### Task brief
Transcribe every entry word for word. Skip the pictures.
─── The data ───
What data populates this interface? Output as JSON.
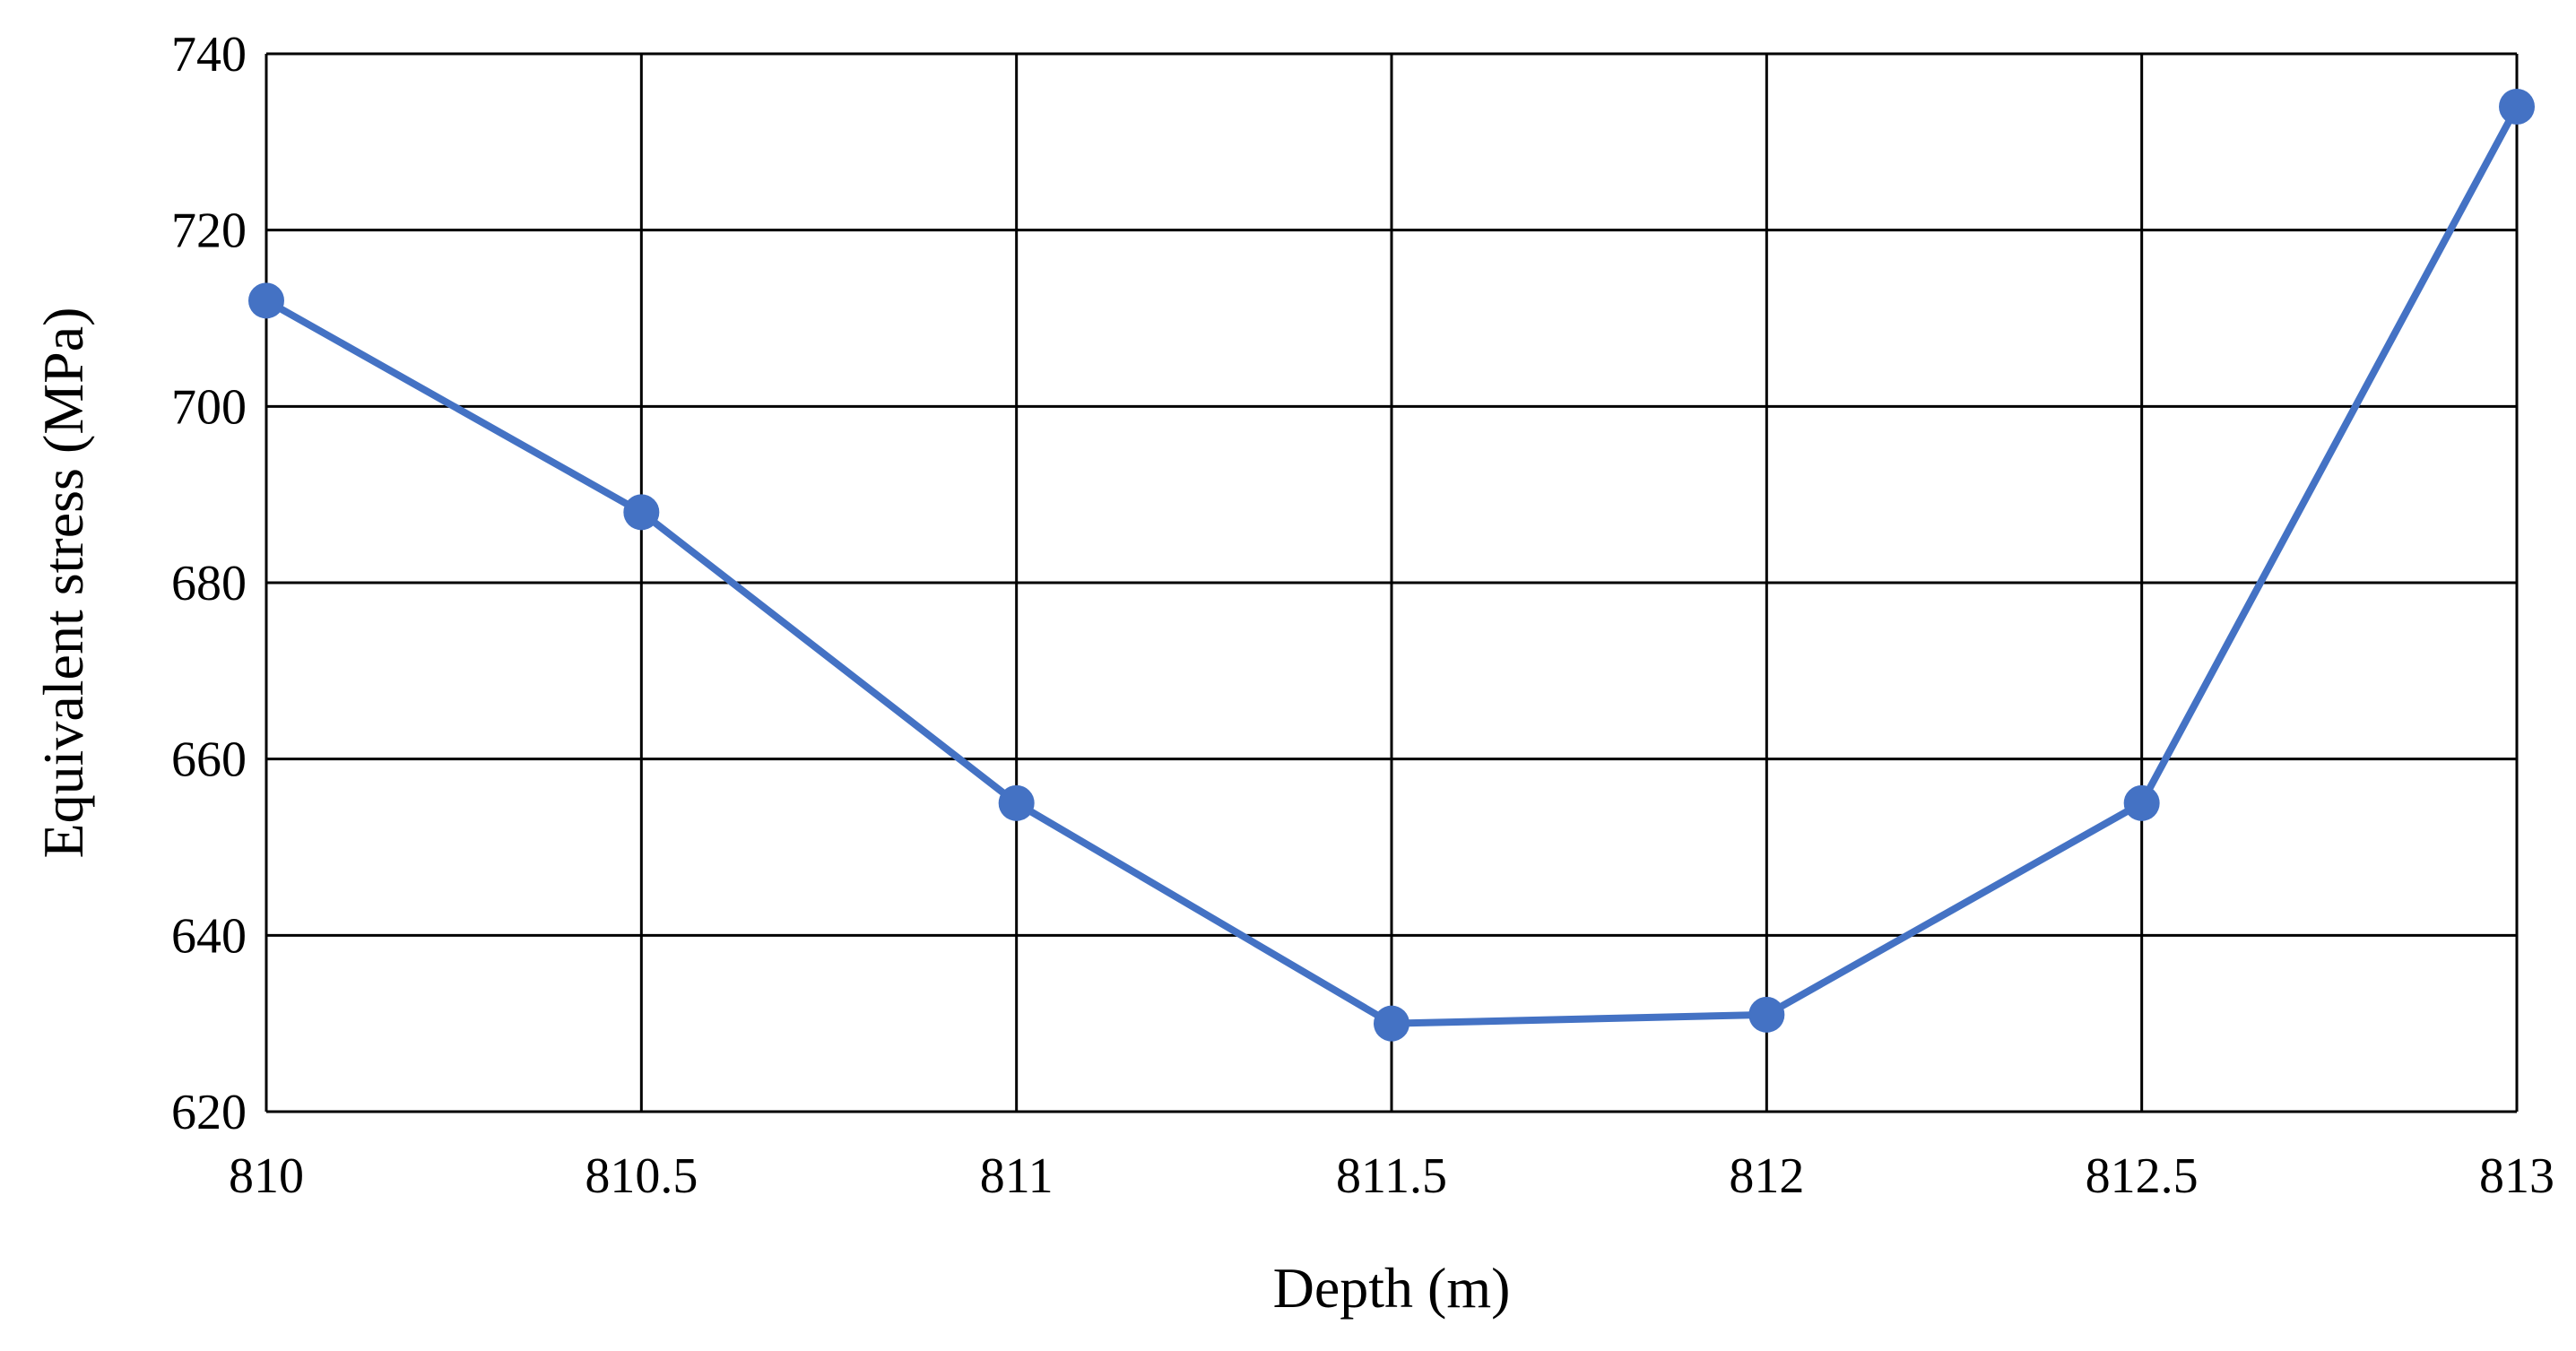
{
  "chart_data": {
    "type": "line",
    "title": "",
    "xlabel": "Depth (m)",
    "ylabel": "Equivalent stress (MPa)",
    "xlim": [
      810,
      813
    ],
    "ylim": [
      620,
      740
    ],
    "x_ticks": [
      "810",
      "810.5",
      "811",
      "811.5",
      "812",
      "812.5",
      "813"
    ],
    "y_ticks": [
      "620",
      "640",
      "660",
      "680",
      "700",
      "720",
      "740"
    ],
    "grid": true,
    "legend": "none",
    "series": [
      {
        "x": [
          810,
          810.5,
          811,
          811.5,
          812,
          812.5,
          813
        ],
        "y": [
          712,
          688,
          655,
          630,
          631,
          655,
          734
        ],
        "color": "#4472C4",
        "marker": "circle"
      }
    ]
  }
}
───
### Task solution
What data populates this interface? Output as JSON.
{
  "chart_data": {
    "type": "line",
    "title": "",
    "xlabel": "Depth (m)",
    "ylabel": "Equivalent stress (MPa)",
    "xlim": [
      810,
      813
    ],
    "ylim": [
      620,
      740
    ],
    "x_ticks": [
      "810",
      "810.5",
      "811",
      "811.5",
      "812",
      "812.5",
      "813"
    ],
    "y_ticks": [
      "620",
      "640",
      "660",
      "680",
      "700",
      "720",
      "740"
    ],
    "grid": true,
    "legend": "none",
    "series": [
      {
        "x": [
          810,
          810.5,
          811,
          811.5,
          812,
          812.5,
          813
        ],
        "y": [
          712,
          688,
          655,
          630,
          631,
          655,
          734
        ],
        "color": "#4472C4",
        "marker": "circle"
      }
    ]
  }
}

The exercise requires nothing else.